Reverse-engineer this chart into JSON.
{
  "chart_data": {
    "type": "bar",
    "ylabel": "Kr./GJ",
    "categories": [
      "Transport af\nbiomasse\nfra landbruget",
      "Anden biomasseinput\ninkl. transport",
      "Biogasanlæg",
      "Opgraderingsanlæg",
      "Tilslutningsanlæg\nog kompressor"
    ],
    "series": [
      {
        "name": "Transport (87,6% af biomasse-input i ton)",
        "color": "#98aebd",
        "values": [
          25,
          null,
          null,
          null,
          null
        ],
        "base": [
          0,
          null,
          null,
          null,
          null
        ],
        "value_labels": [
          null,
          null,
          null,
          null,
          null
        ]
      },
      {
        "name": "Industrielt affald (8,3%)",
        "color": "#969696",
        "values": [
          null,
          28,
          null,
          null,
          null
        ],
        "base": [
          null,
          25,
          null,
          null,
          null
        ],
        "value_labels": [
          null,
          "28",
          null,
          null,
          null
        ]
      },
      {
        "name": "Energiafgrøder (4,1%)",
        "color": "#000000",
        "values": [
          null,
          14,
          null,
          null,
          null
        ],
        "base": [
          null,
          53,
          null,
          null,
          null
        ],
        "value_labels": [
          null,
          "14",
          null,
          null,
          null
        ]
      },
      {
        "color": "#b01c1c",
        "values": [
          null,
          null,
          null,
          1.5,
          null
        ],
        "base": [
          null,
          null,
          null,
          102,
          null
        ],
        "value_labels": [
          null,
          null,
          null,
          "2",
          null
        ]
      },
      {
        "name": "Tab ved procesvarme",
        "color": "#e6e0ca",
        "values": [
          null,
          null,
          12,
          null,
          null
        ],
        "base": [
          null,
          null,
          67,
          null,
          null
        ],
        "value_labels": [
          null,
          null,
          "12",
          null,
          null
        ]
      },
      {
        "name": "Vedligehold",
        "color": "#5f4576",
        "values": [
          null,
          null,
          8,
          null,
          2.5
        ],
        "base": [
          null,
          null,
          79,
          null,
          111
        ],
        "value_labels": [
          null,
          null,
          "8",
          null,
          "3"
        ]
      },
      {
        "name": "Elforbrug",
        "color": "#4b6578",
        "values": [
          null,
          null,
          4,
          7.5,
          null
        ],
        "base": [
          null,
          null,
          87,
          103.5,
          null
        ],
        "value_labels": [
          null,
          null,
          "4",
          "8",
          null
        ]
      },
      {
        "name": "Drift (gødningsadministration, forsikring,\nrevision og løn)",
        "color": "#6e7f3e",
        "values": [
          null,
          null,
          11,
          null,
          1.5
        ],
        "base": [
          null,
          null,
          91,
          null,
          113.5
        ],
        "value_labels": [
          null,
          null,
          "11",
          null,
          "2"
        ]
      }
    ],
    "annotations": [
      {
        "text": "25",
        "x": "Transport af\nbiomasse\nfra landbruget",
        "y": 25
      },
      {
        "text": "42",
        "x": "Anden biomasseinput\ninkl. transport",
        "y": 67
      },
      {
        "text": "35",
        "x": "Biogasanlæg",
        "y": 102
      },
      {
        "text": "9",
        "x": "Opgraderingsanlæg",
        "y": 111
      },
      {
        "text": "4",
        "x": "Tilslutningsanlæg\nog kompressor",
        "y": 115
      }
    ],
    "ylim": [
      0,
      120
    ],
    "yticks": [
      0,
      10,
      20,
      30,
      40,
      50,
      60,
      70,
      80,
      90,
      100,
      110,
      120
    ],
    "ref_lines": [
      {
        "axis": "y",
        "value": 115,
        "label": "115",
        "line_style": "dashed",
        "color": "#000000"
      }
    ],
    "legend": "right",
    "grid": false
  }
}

********************

=== What is required ===
Copy out each record from above, exactly.

=== Reply to the task ===
Reverse-engineer this chart into JSON.
{
  "chart_data": {
    "type": "bar",
    "ylabel": "Kr./GJ",
    "categories": [
      "Transport af\nbiomasse\nfra landbruget",
      "Anden biomasseinput\ninkl. transport",
      "Biogasanlæg",
      "Opgraderingsanlæg",
      "Tilslutningsanlæg\nog kompressor"
    ],
    "series": [
      {
        "name": "Transport (87,6% af biomasse-input i ton)",
        "color": "#98aebd",
        "values": [
          25,
          null,
          null,
          null,
          null
        ],
        "base": [
          0,
          null,
          null,
          null,
          null
        ],
        "value_labels": [
          null,
          null,
          null,
          null,
          null
        ]
      },
      {
        "name": "Industrielt affald (8,3%)",
        "color": "#969696",
        "values": [
          null,
          28,
          null,
          null,
          null
        ],
        "base": [
          null,
          25,
          null,
          null,
          null
        ],
        "value_labels": [
          null,
          "28",
          null,
          null,
          null
        ]
      },
      {
        "name": "Energiafgrøder (4,1%)",
        "color": "#000000",
        "values": [
          null,
          14,
          null,
          null,
          null
        ],
        "base": [
          null,
          53,
          null,
          null,
          null
        ],
        "value_labels": [
          null,
          "14",
          null,
          null,
          null
        ]
      },
      {
        "color": "#b01c1c",
        "values": [
          null,
          null,
          null,
          1.5,
          null
        ],
        "base": [
          null,
          null,
          null,
          102,
          null
        ],
        "value_labels": [
          null,
          null,
          null,
          "2",
          null
        ]
      },
      {
        "name": "Tab ved procesvarme",
        "color": "#e6e0ca",
        "values": [
          null,
          null,
          12,
          null,
          null
        ],
        "base": [
          null,
          null,
          67,
          null,
          null
        ],
        "value_labels": [
          null,
          null,
          "12",
          null,
          null
        ]
      },
      {
        "name": "Vedligehold",
        "color": "#5f4576",
        "values": [
          null,
          null,
          8,
          null,
          2.5
        ],
        "base": [
          null,
          null,
          79,
          null,
          111
        ],
        "value_labels": [
          null,
          null,
          "8",
          null,
          "3"
        ]
      },
      {
        "name": "Elforbrug",
        "color": "#4b6578",
        "values": [
          null,
          null,
          4,
          7.5,
          null
        ],
        "base": [
          null,
          null,
          87,
          103.5,
          null
        ],
        "value_labels": [
          null,
          null,
          "4",
          "8",
          null
        ]
      },
      {
        "name": "Drift (gødningsadministration, forsikring,\nrevision og løn)",
        "color": "#6e7f3e",
        "values": [
          null,
          null,
          11,
          null,
          1.5
        ],
        "base": [
          null,
          null,
          91,
          null,
          113.5
        ],
        "value_labels": [
          null,
          null,
          "11",
          null,
          "2"
        ]
      }
    ],
    "annotations": [
      {
        "text": "25",
        "x": "Transport af\nbiomasse\nfra landbruget",
        "y": 25
      },
      {
        "text": "42",
        "x": "Anden biomasseinput\ninkl. transport",
        "y": 67
      },
      {
        "text": "35",
        "x": "Biogasanlæg",
        "y": 102
      },
      {
        "text": "9",
        "x": "Opgraderingsanlæg",
        "y": 111
      },
      {
        "text": "4",
        "x": "Tilslutningsanlæg\nog kompressor",
        "y": 115
      }
    ],
    "ylim": [
      0,
      120
    ],
    "yticks": [
      0,
      10,
      20,
      30,
      40,
      50,
      60,
      70,
      80,
      90,
      100,
      110,
      120
    ],
    "ref_lines": [
      {
        "axis": "y",
        "value": 115,
        "label": "115",
        "line_style": "dashed",
        "color": "#000000"
      }
    ],
    "legend": "right",
    "grid": false
  }
}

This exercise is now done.